▶ TRAVAIL DEMANDÉ:
Corrigez l'extrait choisi de « Les témoins ont » jusqu'à « faux témoins ! » inclus, en mettant « rencontre » à la place de « réunion ».

------ EXTRAIT CHOISI

Monsieur Romani a expliqué qu’il s’agirait pour lui d’un problème de délai de prescription (3 mois en général).

Les témoins ont ensuite été entendus sous serment et séparement .

D’abord Mohamed Saleh Alhoumékani:
Alhoumékani a confirmé son témoignage sur la présence de Romani à la réunion tenue au Palais présidentiel le lendemain de la mort de Bernard Borrel. Il a confirmé les propos qu’il a entendus « Est-ce que le registre est entre vos mains ? « . Il a rappelé que l’on ne tente pas d’exercer des pressions sur des faux témoins !

Sur le rôle officieux de Romani, il a cité des privilèges, dont il bénéficiait à titre personnel en particulier, les faits :

qu’il ait été autorisé à conserver les armes de service (en état de marche) de son père (ancien intendant financer au Palais),
– qu’il disposait d’une autorisation exceptionnelle pour ouvrir son bar durant le Ramadan,
– qu’il avait une carte lui donnant un accès direct à la présidence, sans contrôle.

------------
------ DONNÉES FOURNIES

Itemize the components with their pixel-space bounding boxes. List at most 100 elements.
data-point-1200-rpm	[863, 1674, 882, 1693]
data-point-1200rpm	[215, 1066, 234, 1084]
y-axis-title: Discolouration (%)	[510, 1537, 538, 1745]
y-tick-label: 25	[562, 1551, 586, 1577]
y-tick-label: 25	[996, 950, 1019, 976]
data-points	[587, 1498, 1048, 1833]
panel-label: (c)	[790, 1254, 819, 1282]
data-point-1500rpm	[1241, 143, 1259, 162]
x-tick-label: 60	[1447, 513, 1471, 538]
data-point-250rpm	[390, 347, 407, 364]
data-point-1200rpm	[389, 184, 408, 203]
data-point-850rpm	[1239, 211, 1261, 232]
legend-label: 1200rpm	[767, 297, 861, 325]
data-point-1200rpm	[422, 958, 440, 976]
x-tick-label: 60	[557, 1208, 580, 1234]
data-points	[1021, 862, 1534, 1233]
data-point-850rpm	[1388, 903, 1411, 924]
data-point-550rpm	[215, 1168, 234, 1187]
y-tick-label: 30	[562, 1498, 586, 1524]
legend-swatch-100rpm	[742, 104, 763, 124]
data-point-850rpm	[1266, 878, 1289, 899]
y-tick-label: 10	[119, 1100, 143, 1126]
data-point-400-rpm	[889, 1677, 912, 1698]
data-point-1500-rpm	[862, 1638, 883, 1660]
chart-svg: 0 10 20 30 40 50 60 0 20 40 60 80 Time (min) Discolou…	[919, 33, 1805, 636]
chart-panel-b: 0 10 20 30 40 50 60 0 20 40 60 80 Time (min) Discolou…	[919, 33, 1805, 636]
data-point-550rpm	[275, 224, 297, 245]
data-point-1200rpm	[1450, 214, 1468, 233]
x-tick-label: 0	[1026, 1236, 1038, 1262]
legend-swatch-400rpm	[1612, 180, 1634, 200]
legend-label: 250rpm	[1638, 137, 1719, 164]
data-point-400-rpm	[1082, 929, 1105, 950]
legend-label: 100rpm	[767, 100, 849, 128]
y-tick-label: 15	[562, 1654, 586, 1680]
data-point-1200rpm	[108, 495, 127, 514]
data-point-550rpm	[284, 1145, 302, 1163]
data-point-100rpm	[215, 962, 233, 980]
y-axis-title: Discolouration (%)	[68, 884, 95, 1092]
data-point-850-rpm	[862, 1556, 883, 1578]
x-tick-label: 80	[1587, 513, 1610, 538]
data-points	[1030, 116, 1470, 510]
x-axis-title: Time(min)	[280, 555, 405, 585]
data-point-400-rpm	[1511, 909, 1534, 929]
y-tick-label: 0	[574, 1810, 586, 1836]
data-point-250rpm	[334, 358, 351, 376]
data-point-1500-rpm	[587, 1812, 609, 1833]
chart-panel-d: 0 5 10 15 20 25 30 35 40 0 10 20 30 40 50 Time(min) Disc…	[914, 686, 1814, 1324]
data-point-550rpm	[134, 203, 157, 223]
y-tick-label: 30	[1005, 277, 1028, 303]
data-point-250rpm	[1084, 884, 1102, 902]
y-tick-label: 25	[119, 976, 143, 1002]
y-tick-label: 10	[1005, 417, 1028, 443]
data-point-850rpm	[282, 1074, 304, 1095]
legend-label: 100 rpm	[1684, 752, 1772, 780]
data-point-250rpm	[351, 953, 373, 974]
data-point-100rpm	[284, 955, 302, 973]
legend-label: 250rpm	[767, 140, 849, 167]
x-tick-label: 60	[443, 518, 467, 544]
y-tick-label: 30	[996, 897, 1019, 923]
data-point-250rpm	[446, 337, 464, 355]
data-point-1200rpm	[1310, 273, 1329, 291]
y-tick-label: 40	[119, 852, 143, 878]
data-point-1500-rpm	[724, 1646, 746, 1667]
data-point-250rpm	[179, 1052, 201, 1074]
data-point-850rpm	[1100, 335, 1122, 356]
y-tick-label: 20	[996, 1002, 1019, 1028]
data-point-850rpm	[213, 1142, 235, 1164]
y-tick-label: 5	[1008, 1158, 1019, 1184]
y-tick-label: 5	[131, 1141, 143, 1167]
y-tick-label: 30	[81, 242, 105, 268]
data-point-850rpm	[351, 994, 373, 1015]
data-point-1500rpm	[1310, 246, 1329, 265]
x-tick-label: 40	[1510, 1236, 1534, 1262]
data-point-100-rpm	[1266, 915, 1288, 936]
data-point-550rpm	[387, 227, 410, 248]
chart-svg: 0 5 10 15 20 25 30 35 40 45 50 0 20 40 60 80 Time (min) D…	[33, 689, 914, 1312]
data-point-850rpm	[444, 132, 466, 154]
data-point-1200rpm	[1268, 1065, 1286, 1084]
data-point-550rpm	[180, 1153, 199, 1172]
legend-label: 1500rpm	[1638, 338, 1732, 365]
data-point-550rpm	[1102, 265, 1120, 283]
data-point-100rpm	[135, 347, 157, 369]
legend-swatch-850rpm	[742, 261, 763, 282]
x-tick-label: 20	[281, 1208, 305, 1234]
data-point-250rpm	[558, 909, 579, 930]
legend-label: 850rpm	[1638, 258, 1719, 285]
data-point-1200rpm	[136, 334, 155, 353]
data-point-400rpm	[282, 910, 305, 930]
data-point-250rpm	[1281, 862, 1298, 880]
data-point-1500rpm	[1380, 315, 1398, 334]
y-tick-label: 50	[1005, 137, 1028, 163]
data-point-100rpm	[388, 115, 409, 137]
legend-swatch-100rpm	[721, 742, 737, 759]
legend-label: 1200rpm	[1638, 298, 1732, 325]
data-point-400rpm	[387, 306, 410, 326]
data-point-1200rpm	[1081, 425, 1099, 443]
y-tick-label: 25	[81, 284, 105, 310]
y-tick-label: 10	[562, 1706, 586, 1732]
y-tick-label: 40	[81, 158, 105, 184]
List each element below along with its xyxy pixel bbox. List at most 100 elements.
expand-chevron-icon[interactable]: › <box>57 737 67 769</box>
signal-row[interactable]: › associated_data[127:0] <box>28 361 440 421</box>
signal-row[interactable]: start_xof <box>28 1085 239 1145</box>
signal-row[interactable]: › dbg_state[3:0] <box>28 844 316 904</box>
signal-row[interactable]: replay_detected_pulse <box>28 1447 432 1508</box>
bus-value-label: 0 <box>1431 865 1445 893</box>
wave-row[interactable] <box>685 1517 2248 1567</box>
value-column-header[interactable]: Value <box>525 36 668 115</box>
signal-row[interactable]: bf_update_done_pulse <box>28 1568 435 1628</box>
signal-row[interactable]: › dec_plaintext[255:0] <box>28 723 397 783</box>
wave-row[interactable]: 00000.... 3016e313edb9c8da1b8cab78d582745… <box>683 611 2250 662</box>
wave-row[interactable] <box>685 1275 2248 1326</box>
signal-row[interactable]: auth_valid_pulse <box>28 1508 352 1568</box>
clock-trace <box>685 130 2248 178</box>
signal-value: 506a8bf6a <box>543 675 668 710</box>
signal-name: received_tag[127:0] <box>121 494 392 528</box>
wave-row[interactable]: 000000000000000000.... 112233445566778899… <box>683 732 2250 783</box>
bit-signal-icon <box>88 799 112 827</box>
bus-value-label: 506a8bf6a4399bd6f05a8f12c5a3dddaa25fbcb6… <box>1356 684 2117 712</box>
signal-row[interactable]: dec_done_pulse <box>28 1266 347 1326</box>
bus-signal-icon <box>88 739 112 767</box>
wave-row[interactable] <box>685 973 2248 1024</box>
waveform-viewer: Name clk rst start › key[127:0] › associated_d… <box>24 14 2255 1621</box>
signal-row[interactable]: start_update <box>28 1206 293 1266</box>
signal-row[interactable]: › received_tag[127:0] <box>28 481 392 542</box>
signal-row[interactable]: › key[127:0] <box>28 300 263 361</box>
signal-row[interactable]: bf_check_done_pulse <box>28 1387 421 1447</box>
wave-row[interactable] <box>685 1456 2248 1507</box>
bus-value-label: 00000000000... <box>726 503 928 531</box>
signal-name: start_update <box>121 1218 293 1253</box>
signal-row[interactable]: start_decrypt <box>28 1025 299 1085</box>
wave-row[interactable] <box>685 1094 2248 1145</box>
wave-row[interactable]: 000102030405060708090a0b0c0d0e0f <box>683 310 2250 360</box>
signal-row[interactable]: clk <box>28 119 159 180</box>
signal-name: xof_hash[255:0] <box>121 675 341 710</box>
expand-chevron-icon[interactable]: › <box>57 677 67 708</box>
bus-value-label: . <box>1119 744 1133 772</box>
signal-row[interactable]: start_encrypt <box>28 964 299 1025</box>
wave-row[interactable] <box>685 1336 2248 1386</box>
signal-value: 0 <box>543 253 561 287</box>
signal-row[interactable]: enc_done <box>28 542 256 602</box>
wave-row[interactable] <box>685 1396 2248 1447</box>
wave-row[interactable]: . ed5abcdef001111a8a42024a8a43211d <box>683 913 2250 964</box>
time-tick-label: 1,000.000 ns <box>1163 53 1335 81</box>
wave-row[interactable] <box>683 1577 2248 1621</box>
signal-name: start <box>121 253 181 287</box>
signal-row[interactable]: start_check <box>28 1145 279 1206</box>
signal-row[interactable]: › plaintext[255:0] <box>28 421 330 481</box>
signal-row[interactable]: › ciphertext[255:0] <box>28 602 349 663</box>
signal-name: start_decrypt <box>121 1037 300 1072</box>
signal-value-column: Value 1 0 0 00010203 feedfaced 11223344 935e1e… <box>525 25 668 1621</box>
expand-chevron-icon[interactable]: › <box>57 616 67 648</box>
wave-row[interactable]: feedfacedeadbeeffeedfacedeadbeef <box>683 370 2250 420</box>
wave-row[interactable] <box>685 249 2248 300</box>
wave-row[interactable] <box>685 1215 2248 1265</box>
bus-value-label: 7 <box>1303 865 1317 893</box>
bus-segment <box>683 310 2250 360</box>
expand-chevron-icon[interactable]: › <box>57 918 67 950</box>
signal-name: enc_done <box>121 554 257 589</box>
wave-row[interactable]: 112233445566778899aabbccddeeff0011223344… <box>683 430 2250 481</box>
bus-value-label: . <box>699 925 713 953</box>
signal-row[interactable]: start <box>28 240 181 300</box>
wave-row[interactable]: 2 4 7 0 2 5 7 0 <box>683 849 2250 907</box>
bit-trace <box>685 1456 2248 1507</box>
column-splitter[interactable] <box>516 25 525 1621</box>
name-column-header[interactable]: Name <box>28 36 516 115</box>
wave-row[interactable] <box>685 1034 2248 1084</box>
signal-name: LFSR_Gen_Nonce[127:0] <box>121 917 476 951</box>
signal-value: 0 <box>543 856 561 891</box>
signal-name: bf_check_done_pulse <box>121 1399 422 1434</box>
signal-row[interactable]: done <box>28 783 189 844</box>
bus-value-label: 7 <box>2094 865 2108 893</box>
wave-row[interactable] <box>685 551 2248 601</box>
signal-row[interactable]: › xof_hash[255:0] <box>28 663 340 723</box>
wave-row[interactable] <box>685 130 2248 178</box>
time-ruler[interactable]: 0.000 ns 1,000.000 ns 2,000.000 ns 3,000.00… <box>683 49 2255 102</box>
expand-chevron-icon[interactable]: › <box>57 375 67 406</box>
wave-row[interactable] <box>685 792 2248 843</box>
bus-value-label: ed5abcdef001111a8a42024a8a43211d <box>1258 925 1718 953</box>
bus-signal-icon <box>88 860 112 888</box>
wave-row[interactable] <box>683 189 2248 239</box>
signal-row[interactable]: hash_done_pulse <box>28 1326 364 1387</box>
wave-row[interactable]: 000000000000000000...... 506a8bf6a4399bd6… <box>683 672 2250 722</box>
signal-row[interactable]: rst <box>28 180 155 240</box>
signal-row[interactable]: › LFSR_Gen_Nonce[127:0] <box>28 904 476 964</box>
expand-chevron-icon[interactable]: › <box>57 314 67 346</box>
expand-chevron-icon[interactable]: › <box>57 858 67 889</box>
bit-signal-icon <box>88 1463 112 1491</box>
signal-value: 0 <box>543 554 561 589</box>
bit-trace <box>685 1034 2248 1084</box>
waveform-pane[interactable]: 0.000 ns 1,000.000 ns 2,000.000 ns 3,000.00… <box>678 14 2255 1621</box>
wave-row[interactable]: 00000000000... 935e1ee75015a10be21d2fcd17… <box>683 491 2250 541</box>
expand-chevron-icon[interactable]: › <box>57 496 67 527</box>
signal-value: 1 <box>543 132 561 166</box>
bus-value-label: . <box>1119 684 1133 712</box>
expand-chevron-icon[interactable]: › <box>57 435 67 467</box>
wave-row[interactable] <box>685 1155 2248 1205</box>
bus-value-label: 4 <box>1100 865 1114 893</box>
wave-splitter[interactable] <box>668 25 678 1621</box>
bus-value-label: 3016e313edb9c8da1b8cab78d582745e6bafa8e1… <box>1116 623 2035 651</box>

------------

▶ TRAVAIL TERMINÉ:
Les témoins ont ensuite été entendus sous serment et séparement .

D’abord Mohamed Saleh Alhoumékani:
Alhoumékani a confirmé son témoignage sur la présence de Romani à la rencontre tenue au Palais présidentiel le lendemain de la mort de Bernard Borrel. Il a confirmé les propos qu’il a entendus « Est-ce que le registre est entre vos mains ? « . Il a rappelé que l’on ne tente pas d’exercer des pressions sur des faux témoins !